Dataset items:
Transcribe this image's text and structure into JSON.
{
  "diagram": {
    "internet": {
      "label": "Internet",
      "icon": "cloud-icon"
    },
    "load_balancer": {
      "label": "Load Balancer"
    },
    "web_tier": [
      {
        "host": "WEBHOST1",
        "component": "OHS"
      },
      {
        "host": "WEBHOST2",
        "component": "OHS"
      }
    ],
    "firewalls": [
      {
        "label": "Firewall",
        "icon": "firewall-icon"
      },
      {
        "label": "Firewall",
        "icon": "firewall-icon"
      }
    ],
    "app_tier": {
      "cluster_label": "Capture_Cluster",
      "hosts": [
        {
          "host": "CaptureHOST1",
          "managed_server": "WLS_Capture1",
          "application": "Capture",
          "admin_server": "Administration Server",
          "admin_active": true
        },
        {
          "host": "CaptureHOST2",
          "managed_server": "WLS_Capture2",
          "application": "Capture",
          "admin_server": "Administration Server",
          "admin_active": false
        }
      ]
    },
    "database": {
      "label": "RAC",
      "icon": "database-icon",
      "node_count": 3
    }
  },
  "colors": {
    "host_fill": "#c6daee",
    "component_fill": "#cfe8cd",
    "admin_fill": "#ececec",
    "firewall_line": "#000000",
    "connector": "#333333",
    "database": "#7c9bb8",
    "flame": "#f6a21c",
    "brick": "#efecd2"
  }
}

▸ Problem to work on
Go through the material and select each line with the string "database" in it.

▸ Correct output
    "database": {
      "icon": "database-icon",
    "database": "#7c9bb8",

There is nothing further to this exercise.